» **GIVEN INSTRUCTION**:
Write out all of the data without omission, exactly as shown.

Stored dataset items
## BEGIN
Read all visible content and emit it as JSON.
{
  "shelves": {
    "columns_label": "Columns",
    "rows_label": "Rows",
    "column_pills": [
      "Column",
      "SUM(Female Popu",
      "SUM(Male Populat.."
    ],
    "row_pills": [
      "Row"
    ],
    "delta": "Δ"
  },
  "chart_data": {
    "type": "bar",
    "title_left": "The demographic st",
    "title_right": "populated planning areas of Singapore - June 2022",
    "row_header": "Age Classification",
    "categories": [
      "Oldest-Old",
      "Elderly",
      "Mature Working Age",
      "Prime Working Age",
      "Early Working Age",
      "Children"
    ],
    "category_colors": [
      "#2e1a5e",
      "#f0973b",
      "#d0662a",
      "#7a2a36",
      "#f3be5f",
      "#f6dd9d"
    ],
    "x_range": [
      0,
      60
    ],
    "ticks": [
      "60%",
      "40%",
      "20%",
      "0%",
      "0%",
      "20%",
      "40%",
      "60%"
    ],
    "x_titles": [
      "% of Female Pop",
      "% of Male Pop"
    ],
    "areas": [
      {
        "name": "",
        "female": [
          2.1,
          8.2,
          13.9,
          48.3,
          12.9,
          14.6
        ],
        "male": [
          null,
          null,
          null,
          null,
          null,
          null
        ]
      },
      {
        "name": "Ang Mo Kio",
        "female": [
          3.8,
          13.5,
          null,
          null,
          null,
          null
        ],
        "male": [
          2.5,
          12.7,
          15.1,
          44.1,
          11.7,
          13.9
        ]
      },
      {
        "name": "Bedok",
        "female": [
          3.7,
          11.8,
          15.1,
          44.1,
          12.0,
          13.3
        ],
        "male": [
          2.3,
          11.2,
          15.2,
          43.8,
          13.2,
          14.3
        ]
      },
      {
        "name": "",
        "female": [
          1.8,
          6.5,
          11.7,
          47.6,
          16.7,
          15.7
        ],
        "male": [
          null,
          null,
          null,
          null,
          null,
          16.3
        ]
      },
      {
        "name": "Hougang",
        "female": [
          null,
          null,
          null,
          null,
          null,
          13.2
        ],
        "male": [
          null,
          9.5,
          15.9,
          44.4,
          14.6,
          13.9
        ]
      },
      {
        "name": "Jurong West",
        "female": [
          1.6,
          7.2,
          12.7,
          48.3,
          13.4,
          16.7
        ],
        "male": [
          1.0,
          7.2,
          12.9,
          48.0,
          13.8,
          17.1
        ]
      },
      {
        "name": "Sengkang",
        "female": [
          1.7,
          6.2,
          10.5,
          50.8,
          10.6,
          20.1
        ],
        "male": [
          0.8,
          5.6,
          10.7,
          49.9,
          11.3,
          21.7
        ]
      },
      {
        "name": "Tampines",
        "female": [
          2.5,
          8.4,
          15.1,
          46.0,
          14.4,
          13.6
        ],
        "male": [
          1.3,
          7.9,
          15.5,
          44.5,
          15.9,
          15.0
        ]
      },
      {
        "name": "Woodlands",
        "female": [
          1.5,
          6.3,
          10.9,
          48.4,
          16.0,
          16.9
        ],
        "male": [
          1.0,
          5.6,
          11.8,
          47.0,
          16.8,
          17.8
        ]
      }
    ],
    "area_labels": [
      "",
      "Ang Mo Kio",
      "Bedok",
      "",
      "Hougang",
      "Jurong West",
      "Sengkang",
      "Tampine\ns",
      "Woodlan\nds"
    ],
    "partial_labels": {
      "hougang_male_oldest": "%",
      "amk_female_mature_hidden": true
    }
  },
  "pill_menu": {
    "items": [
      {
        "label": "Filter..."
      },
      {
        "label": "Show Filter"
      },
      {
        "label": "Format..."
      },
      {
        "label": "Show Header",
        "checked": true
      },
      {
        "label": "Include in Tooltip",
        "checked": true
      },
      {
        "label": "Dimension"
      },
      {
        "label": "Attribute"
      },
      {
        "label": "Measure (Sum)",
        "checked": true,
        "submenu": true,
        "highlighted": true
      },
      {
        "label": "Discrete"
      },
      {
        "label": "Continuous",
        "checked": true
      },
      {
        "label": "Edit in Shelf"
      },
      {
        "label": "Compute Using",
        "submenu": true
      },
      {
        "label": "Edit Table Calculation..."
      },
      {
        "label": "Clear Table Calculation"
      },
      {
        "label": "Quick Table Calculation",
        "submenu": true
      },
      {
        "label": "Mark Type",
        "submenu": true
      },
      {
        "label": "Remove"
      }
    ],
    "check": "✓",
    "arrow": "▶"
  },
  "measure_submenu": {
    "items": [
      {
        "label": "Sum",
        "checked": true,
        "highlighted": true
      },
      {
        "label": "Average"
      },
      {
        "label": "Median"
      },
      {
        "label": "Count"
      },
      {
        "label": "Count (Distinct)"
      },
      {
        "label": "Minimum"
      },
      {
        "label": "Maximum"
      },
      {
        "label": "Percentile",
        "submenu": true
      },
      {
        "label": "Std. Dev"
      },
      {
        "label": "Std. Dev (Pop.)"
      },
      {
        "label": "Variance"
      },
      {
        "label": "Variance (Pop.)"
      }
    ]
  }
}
## END
» **RESULT OF THE EXERCISE**:
Read all visible content and emit it as JSON.
{
  "shelves": {
    "columns_label": "Columns",
    "rows_label": "Rows",
    "column_pills": [
      "Column",
      "SUM(Female Popu",
      "SUM(Male Populat.."
    ],
    "row_pills": [
      "Row"
    ],
    "delta": "Δ"
  },
  "chart_data": {
    "type": "bar",
    "title_left": "The demographic st",
    "title_right": "populated planning areas of Singapore - June 2022",
    "row_header": "Age Classification",
    "categories": [
      "Oldest-Old",
      "Elderly",
      "Mature Working Age",
      "Prime Working Age",
      "Early Working Age",
      "Children"
    ],
    "category_colors": [
      "#2e1a5e",
      "#f0973b",
      "#d0662a",
      "#7a2a36",
      "#f3be5f",
      "#f6dd9d"
    ],
    "x_range": [
      0,
      60
    ],
    "ticks": [
      "60%",
      "40%",
      "20%",
      "0%",
      "0%",
      "20%",
      "40%",
      "60%"
    ],
    "x_titles": [
      "% of Female Pop",
      "% of Male Pop"
    ],
    "areas": [
      {
        "name": "",
        "female": [
          2.1,
          8.2,
          13.9,
          48.3,
          12.9,
          14.6
        ],
        "male": [
          null,
          null,
          null,
          null,
          null,
          null
        ]
      },
      {
        "name": "Ang Mo Kio",
        "female": [
          3.8,
          13.5,
          null,
          null,
          null,
          null
        ],
        "male": [
          2.5,
          12.7,
          15.1,
          44.1,
          11.7,
          13.9
        ]
      },
      {
        "name": "Bedok",
        "female": [
          3.7,
          11.8,
          15.1,
          44.1,
          12.0,
          13.3
        ],
        "male": [
          2.3,
          11.2,
          15.2,
          43.8,
          13.2,
          14.3
        ]
      },
      {
        "name": "",
        "female": [
          1.8,
          6.5,
          11.7,
          47.6,
          16.7,
          15.7
        ],
        "male": [
          null,
          null,
          null,
          null,
          null,
          16.3
        ]
      },
      {
        "name": "Hougang",
        "female": [
          null,
          null,
          null,
          null,
          null,
          13.2
        ],
        "male": [
          null,
          9.5,
          15.9,
          44.4,
          14.6,
          13.9
        ]
      },
      {
        "name": "Jurong West",
        "female": [
          1.6,
          7.2,
          12.7,
          48.3,
          13.4,
          16.7
        ],
        "male": [
          1.0,
          7.2,
          12.9,
          48.0,
          13.8,
          17.1
        ]
      },
      {
        "name": "Sengkang",
        "female": [
          1.7,
          6.2,
          10.5,
          50.8,
          10.6,
          20.1
        ],
        "male": [
          0.8,
          5.6,
          10.7,
          49.9,
          11.3,
          21.7
        ]
      },
      {
        "name": "Tampines",
        "female": [
          2.5,
          8.4,
          15.1,
          46.0,
          14.4,
          13.6
        ],
        "male": [
          1.3,
          7.9,
          15.5,
          44.5,
          15.9,
          15.0
        ]
      },
      {
        "name": "Woodlands",
        "female": [
          1.5,
          6.3,
          10.9,
          48.4,
          16.0,
          16.9
        ],
        "male": [
          1.0,
          5.6,
          11.8,
          47.0,
          16.8,
          17.8
        ]
      }
    ],
    "area_labels": [
      "",
      "Ang Mo Kio",
      "Bedok",
      "",
      "Hougang",
      "Jurong West",
      "Sengkang",
      "Tampine\ns",
      "Woodlan\nds"
    ],
    "partial_labels": {
      "hougang_male_oldest": "%",
      "amk_female_mature_hidden": true
    }
  },
  "pill_menu": {
    "items": [
      {
        "label": "Filter..."
      },
      {
        "label": "Show Filter"
      },
      {
        "label": "Format..."
      },
      {
        "label": "Show Header",
        "checked": true
      },
      {
        "label": "Include in Tooltip",
        "checked": true
      },
      {
        "label": "Dimension"
      },
      {
        "label": "Attribute"
      },
      {
        "label": "Measure (Sum)",
        "checked": true,
        "submenu": true,
        "highlighted": true
      },
      {
        "label": "Discrete"
      },
      {
        "label": "Continuous",
        "checked": true
      },
      {
        "label": "Edit in Shelf"
      },
      {
        "label": "Compute Using",
        "submenu": true
      },
      {
        "label": "Edit Table Calculation..."
      },
      {
        "label": "Clear Table Calculation"
      },
      {
        "label": "Quick Table Calculation",
        "submenu": true
      },
      {
        "label": "Mark Type",
        "submenu": true
      },
      {
        "label": "Remove"
      }
    ],
    "check": "✓",
    "arrow": "▶"
  },
  "measure_submenu": {
    "items": [
      {
        "label": "Sum",
        "checked": true,
        "highlighted": true
      },
      {
        "label": "Average"
      },
      {
        "label": "Median"
      },
      {
        "label": "Count"
      },
      {
        "label": "Count (Distinct)"
      },
      {
        "label": "Minimum"
      },
      {
        "label": "Maximum"
      },
      {
        "label": "Percentile",
        "submenu": true
      },
      {
        "label": "Std. Dev"
      },
      {
        "label": "Std. Dev (Pop.)"
      },
      {
        "label": "Variance"
      },
      {
        "label": "Variance (Pop.)"
      }
    ]
  }
}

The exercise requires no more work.